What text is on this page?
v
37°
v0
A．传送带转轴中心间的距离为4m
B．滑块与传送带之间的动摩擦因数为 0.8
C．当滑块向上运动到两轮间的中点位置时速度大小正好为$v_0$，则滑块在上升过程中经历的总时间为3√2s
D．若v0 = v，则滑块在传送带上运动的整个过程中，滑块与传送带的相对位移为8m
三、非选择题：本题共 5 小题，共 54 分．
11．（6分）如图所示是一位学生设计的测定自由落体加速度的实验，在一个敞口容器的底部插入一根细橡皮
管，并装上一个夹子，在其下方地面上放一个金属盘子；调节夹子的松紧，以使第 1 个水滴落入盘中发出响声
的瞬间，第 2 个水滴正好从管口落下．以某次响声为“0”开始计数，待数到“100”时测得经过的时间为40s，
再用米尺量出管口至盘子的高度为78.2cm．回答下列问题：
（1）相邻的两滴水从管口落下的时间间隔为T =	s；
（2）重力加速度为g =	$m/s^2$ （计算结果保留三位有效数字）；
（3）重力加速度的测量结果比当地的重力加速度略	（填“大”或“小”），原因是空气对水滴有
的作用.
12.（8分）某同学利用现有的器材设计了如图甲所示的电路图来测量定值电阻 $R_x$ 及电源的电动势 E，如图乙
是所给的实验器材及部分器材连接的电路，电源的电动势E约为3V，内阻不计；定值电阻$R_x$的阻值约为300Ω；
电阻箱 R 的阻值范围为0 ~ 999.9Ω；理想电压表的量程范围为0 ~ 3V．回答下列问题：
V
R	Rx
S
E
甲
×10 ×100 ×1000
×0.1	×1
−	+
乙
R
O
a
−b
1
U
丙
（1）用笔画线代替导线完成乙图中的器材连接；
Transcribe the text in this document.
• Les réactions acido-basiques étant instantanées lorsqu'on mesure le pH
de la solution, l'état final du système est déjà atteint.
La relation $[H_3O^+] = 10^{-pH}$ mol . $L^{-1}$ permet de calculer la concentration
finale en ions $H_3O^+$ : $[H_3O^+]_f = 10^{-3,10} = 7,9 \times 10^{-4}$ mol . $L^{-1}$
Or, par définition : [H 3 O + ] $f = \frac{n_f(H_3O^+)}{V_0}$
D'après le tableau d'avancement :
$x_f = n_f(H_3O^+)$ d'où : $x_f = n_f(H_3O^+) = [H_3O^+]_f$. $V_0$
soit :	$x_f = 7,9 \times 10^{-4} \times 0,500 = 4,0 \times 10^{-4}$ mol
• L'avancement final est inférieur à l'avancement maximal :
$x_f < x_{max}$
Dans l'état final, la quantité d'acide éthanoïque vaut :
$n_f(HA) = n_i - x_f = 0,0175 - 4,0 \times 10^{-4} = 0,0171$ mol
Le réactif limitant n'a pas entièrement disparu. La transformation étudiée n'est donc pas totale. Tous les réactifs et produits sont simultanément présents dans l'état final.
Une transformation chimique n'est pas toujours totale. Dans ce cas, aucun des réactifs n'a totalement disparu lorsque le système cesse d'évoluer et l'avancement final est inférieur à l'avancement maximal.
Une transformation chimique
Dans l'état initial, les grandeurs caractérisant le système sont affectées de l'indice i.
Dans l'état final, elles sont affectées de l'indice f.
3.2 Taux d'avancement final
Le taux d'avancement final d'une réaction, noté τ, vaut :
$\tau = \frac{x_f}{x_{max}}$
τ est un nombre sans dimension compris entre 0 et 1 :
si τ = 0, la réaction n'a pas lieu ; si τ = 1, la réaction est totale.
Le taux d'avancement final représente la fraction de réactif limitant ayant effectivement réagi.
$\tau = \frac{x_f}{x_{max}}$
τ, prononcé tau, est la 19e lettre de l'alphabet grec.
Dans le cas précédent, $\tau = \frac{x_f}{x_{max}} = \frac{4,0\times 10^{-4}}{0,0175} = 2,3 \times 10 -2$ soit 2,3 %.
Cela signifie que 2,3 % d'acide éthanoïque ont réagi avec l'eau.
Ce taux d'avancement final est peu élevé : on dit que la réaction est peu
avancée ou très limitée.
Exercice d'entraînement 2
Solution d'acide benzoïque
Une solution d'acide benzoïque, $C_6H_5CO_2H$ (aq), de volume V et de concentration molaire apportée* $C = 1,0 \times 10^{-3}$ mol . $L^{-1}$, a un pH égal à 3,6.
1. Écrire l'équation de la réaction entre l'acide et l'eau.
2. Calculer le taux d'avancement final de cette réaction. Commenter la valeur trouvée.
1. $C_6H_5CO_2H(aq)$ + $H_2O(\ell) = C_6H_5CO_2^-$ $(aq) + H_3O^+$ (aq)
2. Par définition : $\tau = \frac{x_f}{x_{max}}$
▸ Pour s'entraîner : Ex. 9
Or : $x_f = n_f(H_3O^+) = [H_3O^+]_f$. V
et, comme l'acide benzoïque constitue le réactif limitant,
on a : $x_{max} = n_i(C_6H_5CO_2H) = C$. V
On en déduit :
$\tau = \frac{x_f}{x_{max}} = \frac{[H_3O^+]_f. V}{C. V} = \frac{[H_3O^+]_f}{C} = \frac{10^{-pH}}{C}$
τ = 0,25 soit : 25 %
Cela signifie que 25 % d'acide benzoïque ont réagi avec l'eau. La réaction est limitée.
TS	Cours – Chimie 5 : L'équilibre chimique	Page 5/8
::::::::::
- **WRITTEN REQUEST**
Please give back all of the records exactly as written.

- **WRITTEN REPLY**
What text is on this page?
v
37°
v0
A．传送带转轴中心间的距离为4m
B．滑块与传送带之间的动摩擦因数为 0.8
C．当滑块向上运动到两轮间的中点位置时速度大小正好为$v_0$，则滑块在上升过程中经历的总时间为3√2s
D．若v0 = v，则滑块在传送带上运动的整个过程中，滑块与传送带的相对位移为8m
三、非选择题：本题共 5 小题，共 54 分．
11．（6分）如图所示是一位学生设计的测定自由落体加速度的实验，在一个敞口容器的底部插入一根细橡皮
管，并装上一个夹子，在其下方地面上放一个金属盘子；调节夹子的松紧，以使第 1 个水滴落入盘中发出响声
的瞬间，第 2 个水滴正好从管口落下．以某次响声为“0”开始计数，待数到“100”时测得经过的时间为40s，
再用米尺量出管口至盘子的高度为78.2cm．回答下列问题：
（1）相邻的两滴水从管口落下的时间间隔为T =	s；
（2）重力加速度为g =	$m/s^2$ （计算结果保留三位有效数字）；
（3）重力加速度的测量结果比当地的重力加速度略	（填“大”或“小”），原因是空气对水滴有
的作用.
12.（8分）某同学利用现有的器材设计了如图甲所示的电路图来测量定值电阻 $R_x$ 及电源的电动势 E，如图乙
是所给的实验器材及部分器材连接的电路，电源的电动势E约为3V，内阻不计；定值电阻$R_x$的阻值约为300Ω；
电阻箱 R 的阻值范围为0 ~ 999.9Ω；理想电压表的量程范围为0 ~ 3V．回答下列问题：
V
R	Rx
S
E
甲
×10 ×100 ×1000
×0.1	×1
−	+
乙
R
O
a
−b
1
U
丙
（1）用笔画线代替导线完成乙图中的器材连接；
Transcribe the text in this document.
• Les réactions acido-basiques étant instantanées lorsqu'on mesure le pH
de la solution, l'état final du système est déjà atteint.
La relation $[H_3O^+] = 10^{-pH}$ mol . $L^{-1}$ permet de calculer la concentration
finale en ions $H_3O^+$ : $[H_3O^+]_f = 10^{-3,10} = 7,9 \times 10^{-4}$ mol . $L^{-1}$
Or, par définition : [H 3 O + ] $f = \frac{n_f(H_3O^+)}{V_0}$
D'après le tableau d'avancement :
$x_f = n_f(H_3O^+)$ d'où : $x_f = n_f(H_3O^+) = [H_3O^+]_f$. $V_0$
soit :	$x_f = 7,9 \times 10^{-4} \times 0,500 = 4,0 \times 10^{-4}$ mol
• L'avancement final est inférieur à l'avancement maximal :
$x_f < x_{max}$
Dans l'état final, la quantité d'acide éthanoïque vaut :
$n_f(HA) = n_i - x_f = 0,0175 - 4,0 \times 10^{-4} = 0,0171$ mol
Le réactif limitant n'a pas entièrement disparu. La transformation étudiée n'est donc pas totale. Tous les réactifs et produits sont simultanément présents dans l'état final.
Une transformation chimique n'est pas toujours totale. Dans ce cas, aucun des réactifs n'a totalement disparu lorsque le système cesse d'évoluer et l'avancement final est inférieur à l'avancement maximal.
Une transformation chimique
Dans l'état initial, les grandeurs caractérisant le système sont affectées de l'indice i.
Dans l'état final, elles sont affectées de l'indice f.
3.2 Taux d'avancement final
Le taux d'avancement final d'une réaction, noté τ, vaut :
$\tau = \frac{x_f}{x_{max}}$
τ est un nombre sans dimension compris entre 0 et 1 :
si τ = 0, la réaction n'a pas lieu ; si τ = 1, la réaction est totale.
Le taux d'avancement final représente la fraction de réactif limitant ayant effectivement réagi.
$\tau = \frac{x_f}{x_{max}}$
τ, prononcé tau, est la 19e lettre de l'alphabet grec.
Dans le cas précédent, $\tau = \frac{x_f}{x_{max}} = \frac{4,0\times 10^{-4}}{0,0175} = 2,3 \times 10 -2$ soit 2,3 %.
Cela signifie que 2,3 % d'acide éthanoïque ont réagi avec l'eau.
Ce taux d'avancement final est peu élevé : on dit que la réaction est peu
avancée ou très limitée.
Exercice d'entraînement 2
Solution d'acide benzoïque
Une solution d'acide benzoïque, $C_6H_5CO_2H$ (aq), de volume V et de concentration molaire apportée* $C = 1,0 \times 10^{-3}$ mol . $L^{-1}$, a un pH égal à 3,6.
1. Écrire l'équation de la réaction entre l'acide et l'eau.
2. Calculer le taux d'avancement final de cette réaction. Commenter la valeur trouvée.
1. $C_6H_5CO_2H(aq)$ + $H_2O(\ell) = C_6H_5CO_2^-$ $(aq) + H_3O^+$ (aq)
2. Par définition : $\tau = \frac{x_f}{x_{max}}$
▸ Pour s'entraîner : Ex. 9
Or : $x_f = n_f(H_3O^+) = [H_3O^+]_f$. V
et, comme l'acide benzoïque constitue le réactif limitant,
on a : $x_{max} = n_i(C_6H_5CO_2H) = C$. V
On en déduit :
$\tau = \frac{x_f}{x_{max}} = \frac{[H_3O^+]_f. V}{C. V} = \frac{[H_3O^+]_f}{C} = \frac{10^{-pH}}{C}$
τ = 0,25 soit : 25 %
Cela signifie que 25 % d'acide benzoïque ont réagi avec l'eau. La réaction est limitée.
TS	Cours – Chimie 5 : L'équilibre chimique	Page 5/8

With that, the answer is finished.